Structured figure records:
- - -
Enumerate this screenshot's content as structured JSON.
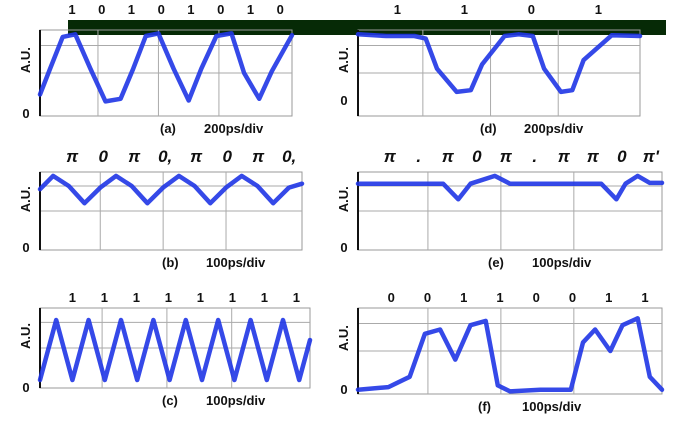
{
  "chart_data": [
    {
      "type": "line",
      "panel_label": "(a)",
      "timebase": "200ps/div",
      "ylabel": "A.U.",
      "y_zero_label": "0",
      "bit_labels": [
        "1",
        "0",
        "1",
        "0",
        "1",
        "0",
        "1",
        "0"
      ],
      "ylim": [
        0,
        1
      ],
      "series": [
        {
          "x": [
            0,
            0.04,
            0.09,
            0.14,
            0.2,
            0.26,
            0.32,
            0.37,
            0.42,
            0.47,
            0.53,
            0.59,
            0.64,
            0.7,
            0.76,
            0.81,
            0.87,
            0.92,
            1
          ],
          "values": [
            0.25,
            0.55,
            0.92,
            0.95,
            0.55,
            0.17,
            0.2,
            0.55,
            0.93,
            0.96,
            0.55,
            0.18,
            0.55,
            0.93,
            0.96,
            0.5,
            0.2,
            0.52,
            0.94
          ]
        }
      ],
      "line_color": "#1f35e6"
    },
    {
      "type": "line",
      "panel_label": "(d)",
      "timebase": "200ps/div",
      "ylabel": "A.U.",
      "y_zero_label": "0",
      "bit_labels": [
        "1",
        "1",
        "0",
        "1"
      ],
      "ylim": [
        0,
        1
      ],
      "series": [
        {
          "x": [
            0,
            0.1,
            0.2,
            0.24,
            0.28,
            0.35,
            0.4,
            0.44,
            0.52,
            0.57,
            0.62,
            0.66,
            0.72,
            0.76,
            0.8,
            0.9,
            1
          ],
          "values": [
            0.95,
            0.93,
            0.93,
            0.9,
            0.55,
            0.28,
            0.3,
            0.6,
            0.93,
            0.95,
            0.93,
            0.55,
            0.28,
            0.3,
            0.65,
            0.94,
            0.93
          ]
        }
      ],
      "line_color": "#1f35e6"
    },
    {
      "type": "line",
      "panel_label": "(b)",
      "timebase": "100ps/div",
      "ylabel": "A.U.",
      "y_zero_label": "0",
      "bit_labels": [
        "π",
        "0",
        "π",
        "0,",
        "π",
        "0",
        "π",
        "0,"
      ],
      "ylim": [
        0,
        1
      ],
      "series": [
        {
          "x": [
            0,
            0.05,
            0.11,
            0.17,
            0.23,
            0.29,
            0.35,
            0.41,
            0.47,
            0.53,
            0.59,
            0.65,
            0.71,
            0.77,
            0.83,
            0.89,
            0.95,
            1
          ],
          "values": [
            0.78,
            0.95,
            0.82,
            0.6,
            0.8,
            0.95,
            0.82,
            0.6,
            0.8,
            0.95,
            0.82,
            0.6,
            0.8,
            0.95,
            0.82,
            0.6,
            0.8,
            0.85
          ]
        }
      ],
      "line_color": "#1f35e6"
    },
    {
      "type": "line",
      "panel_label": "(e)",
      "timebase": "100ps/div",
      "ylabel": "A.U.",
      "y_zero_label": "0",
      "bit_labels": [
        "π",
        ".",
        "π",
        "0",
        "π",
        ".",
        "π",
        "π",
        "0",
        "π'"
      ],
      "ylim": [
        0,
        1
      ],
      "series": [
        {
          "x": [
            0,
            0.15,
            0.28,
            0.33,
            0.37,
            0.45,
            0.5,
            0.55,
            0.7,
            0.8,
            0.85,
            0.88,
            0.92,
            0.96,
            1
          ],
          "values": [
            0.85,
            0.85,
            0.85,
            0.65,
            0.85,
            0.95,
            0.85,
            0.85,
            0.85,
            0.85,
            0.65,
            0.85,
            0.95,
            0.86,
            0.86
          ]
        }
      ],
      "line_color": "#1f35e6"
    },
    {
      "type": "line",
      "panel_label": "(c)",
      "timebase": "100ps/div",
      "ylabel": "A.U.",
      "y_zero_label": "0",
      "bit_labels": [
        "1",
        "1",
        "1",
        "1",
        "1",
        "1",
        "1",
        "1"
      ],
      "ylim": [
        0,
        1
      ],
      "series": [
        {
          "x": [
            0,
            0.06,
            0.12,
            0.18,
            0.24,
            0.3,
            0.36,
            0.42,
            0.48,
            0.54,
            0.6,
            0.66,
            0.72,
            0.78,
            0.84,
            0.9,
            0.96,
            1
          ],
          "values": [
            0.1,
            0.85,
            0.1,
            0.85,
            0.1,
            0.85,
            0.1,
            0.85,
            0.1,
            0.85,
            0.1,
            0.85,
            0.1,
            0.85,
            0.1,
            0.85,
            0.1,
            0.6
          ]
        }
      ],
      "line_color": "#1f35e6"
    },
    {
      "type": "line",
      "panel_label": "(f)",
      "timebase": "100ps/div",
      "ylabel": "A.U.",
      "y_zero_label": "0",
      "bit_labels": [
        "0",
        "0",
        "1",
        "1",
        "0",
        "0",
        "1",
        "1"
      ],
      "ylim": [
        0,
        1
      ],
      "series": [
        {
          "x": [
            0,
            0.1,
            0.17,
            0.22,
            0.27,
            0.32,
            0.37,
            0.42,
            0.46,
            0.5,
            0.6,
            0.7,
            0.74,
            0.78,
            0.83,
            0.87,
            0.92,
            0.96,
            1
          ],
          "values": [
            0.05,
            0.08,
            0.2,
            0.7,
            0.75,
            0.4,
            0.8,
            0.85,
            0.1,
            0.03,
            0.05,
            0.05,
            0.6,
            0.75,
            0.5,
            0.8,
            0.88,
            0.2,
            0.05
          ]
        }
      ],
      "line_color": "#1f35e6"
    }
  ]
}
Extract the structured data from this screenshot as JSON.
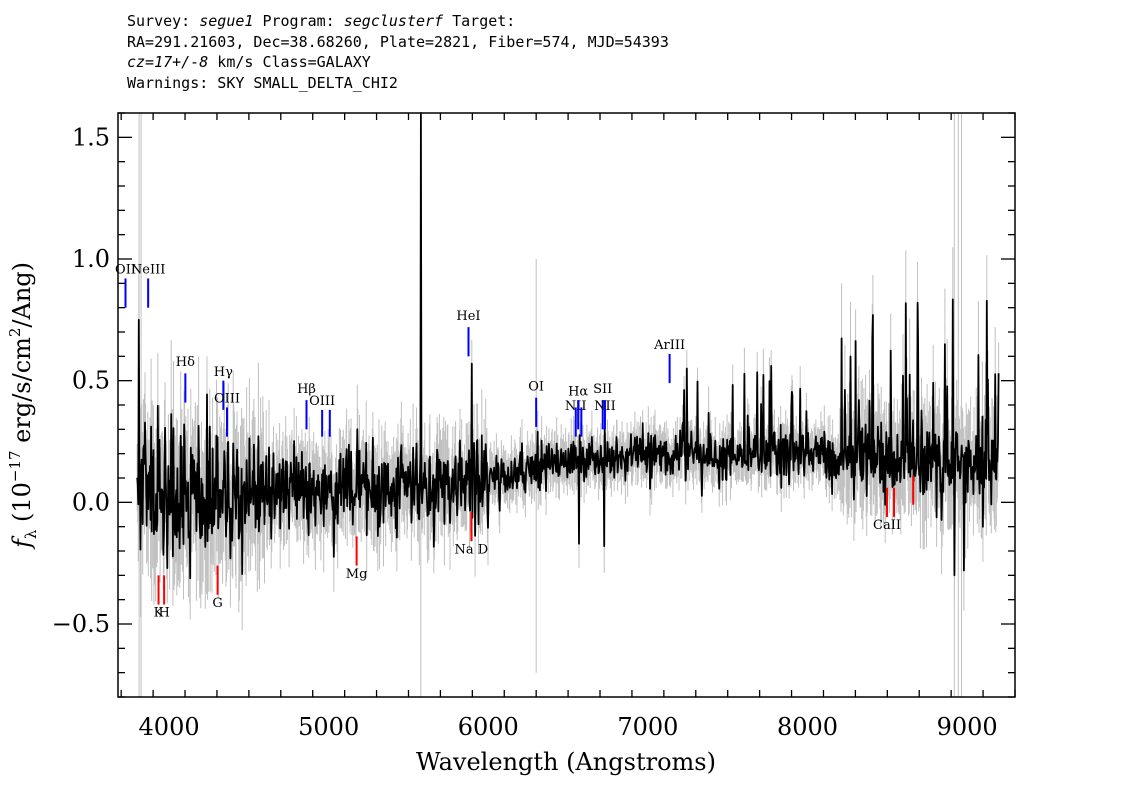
- - -
-- Instructions for the task --
Reproduce all entries without any change, and omit the pictures.

-- The reply --
Enumerate this screenshot's content as structured JSON.
{
  "chart_data": [
    {
      "type": "line",
      "panel_label": "(a)",
      "timebase": "200ps/div",
      "ylabel": "A.U.",
      "y_zero_label": "0",
      "bit_labels": [
        "1",
        "0",
        "1",
        "0",
        "1",
        "0",
        "1",
        "0"
      ],
      "ylim": [
        0,
        1
      ],
      "series": [
        {
          "x": [
            0,
            0.04,
            0.09,
            0.14,
            0.2,
            0.26,
            0.32,
            0.37,
            0.42,
            0.47,
            0.53,
            0.59,
            0.64,
            0.7,
            0.76,
            0.81,
            0.87,
            0.92,
            1
          ],
          "values": [
            0.25,
            0.55,
            0.92,
            0.95,
            0.55,
            0.17,
            0.2,
            0.55,
            0.93,
            0.96,
            0.55,
            0.18,
            0.55,
            0.93,
            0.96,
            0.5,
            0.2,
            0.52,
            0.94
          ]
        }
      ],
      "line_color": "#1f35e6"
    },
    {
      "type": "line",
      "panel_label": "(d)",
      "timebase": "200ps/div",
      "ylabel": "A.U.",
      "y_zero_label": "0",
      "bit_labels": [
        "1",
        "1",
        "0",
        "1"
      ],
      "ylim": [
        0,
        1
      ],
      "series": [
        {
          "x": [
            0,
            0.1,
            0.2,
            0.24,
            0.28,
            0.35,
            0.4,
            0.44,
            0.52,
            0.57,
            0.62,
            0.66,
            0.72,
            0.76,
            0.8,
            0.9,
            1
          ],
          "values": [
            0.95,
            0.93,
            0.93,
            0.9,
            0.55,
            0.28,
            0.3,
            0.6,
            0.93,
            0.95,
            0.93,
            0.55,
            0.28,
            0.3,
            0.65,
            0.94,
            0.93
          ]
        }
      ],
      "line_color": "#1f35e6"
    },
    {
      "type": "line",
      "panel_label": "(b)",
      "timebase": "100ps/div",
      "ylabel": "A.U.",
      "y_zero_label": "0",
      "bit_labels": [
        "π",
        "0",
        "π",
        "0,",
        "π",
        "0",
        "π",
        "0,"
      ],
      "ylim": [
        0,
        1
      ],
      "series": [
        {
          "x": [
            0,
            0.05,
            0.11,
            0.17,
            0.23,
            0.29,
            0.35,
            0.41,
            0.47,
            0.53,
            0.59,
            0.65,
            0.71,
            0.77,
            0.83,
            0.89,
            0.95,
            1
          ],
          "values": [
            0.78,
            0.95,
            0.82,
            0.6,
            0.8,
            0.95,
            0.82,
            0.6,
            0.8,
            0.95,
            0.82,
            0.6,
            0.8,
            0.95,
            0.82,
            0.6,
            0.8,
            0.85
          ]
        }
      ],
      "line_color": "#1f35e6"
    },
    {
      "type": "line",
      "panel_label": "(e)",
      "timebase": "100ps/div",
      "ylabel": "A.U.",
      "y_zero_label": "0",
      "bit_labels": [
        "π",
        ".",
        "π",
        "0",
        "π",
        ".",
        "π",
        "π",
        "0",
        "π'"
      ],
      "ylim": [
        0,
        1
      ],
      "series": [
        {
          "x": [
            0,
            0.15,
            0.28,
            0.33,
            0.37,
            0.45,
            0.5,
            0.55,
            0.7,
            0.8,
            0.85,
            0.88,
            0.92,
            0.96,
            1
          ],
          "values": [
            0.85,
            0.85,
            0.85,
            0.65,
            0.85,
            0.95,
            0.85,
            0.85,
            0.85,
            0.85,
            0.65,
            0.85,
            0.95,
            0.86,
            0.86
          ]
        }
      ],
      "line_color": "#1f35e6"
    },
    {
      "type": "line",
      "panel_label": "(c)",
      "timebase": "100ps/div",
      "ylabel": "A.U.",
      "y_zero_label": "0",
      "bit_labels": [
        "1",
        "1",
        "1",
        "1",
        "1",
        "1",
        "1",
        "1"
      ],
      "ylim": [
        0,
        1
      ],
      "series": [
        {
          "x": [
            0,
            0.06,
            0.12,
            0.18,
            0.24,
            0.3,
            0.36,
            0.42,
            0.48,
            0.54,
            0.6,
            0.66,
            0.72,
            0.78,
            0.84,
            0.9,
            0.96,
            1
          ],
          "values": [
            0.1,
            0.85,
            0.1,
            0.85,
            0.1,
            0.85,
            0.1,
            0.85,
            0.1,
            0.85,
            0.1,
            0.85,
            0.1,
            0.85,
            0.1,
            0.85,
            0.1,
            0.6
          ]
        }
      ],
      "line_color": "#1f35e6"
    },
    {
      "type": "line",
      "panel_label": "(f)",
      "timebase": "100ps/div",
      "ylabel": "A.U.",
      "y_zero_label": "0",
      "bit_labels": [
        "0",
        "0",
        "1",
        "1",
        "0",
        "0",
        "1",
        "1"
      ],
      "ylim": [
        0,
        1
      ],
      "series": [
        {
          "x": [
            0,
            0.1,
            0.17,
            0.22,
            0.27,
            0.32,
            0.37,
            0.42,
            0.46,
            0.5,
            0.6,
            0.7,
            0.74,
            0.78,
            0.83,
            0.87,
            0.92,
            0.96,
            1
          ],
          "values": [
            0.05,
            0.08,
            0.2,
            0.7,
            0.75,
            0.4,
            0.8,
            0.85,
            0.1,
            0.03,
            0.05,
            0.05,
            0.6,
            0.75,
            0.5,
            0.8,
            0.88,
            0.2,
            0.05
          ]
        }
      ],
      "line_color": "#1f35e6"
    }
  ]
}
Extract the structured data from this screenshot as JSON.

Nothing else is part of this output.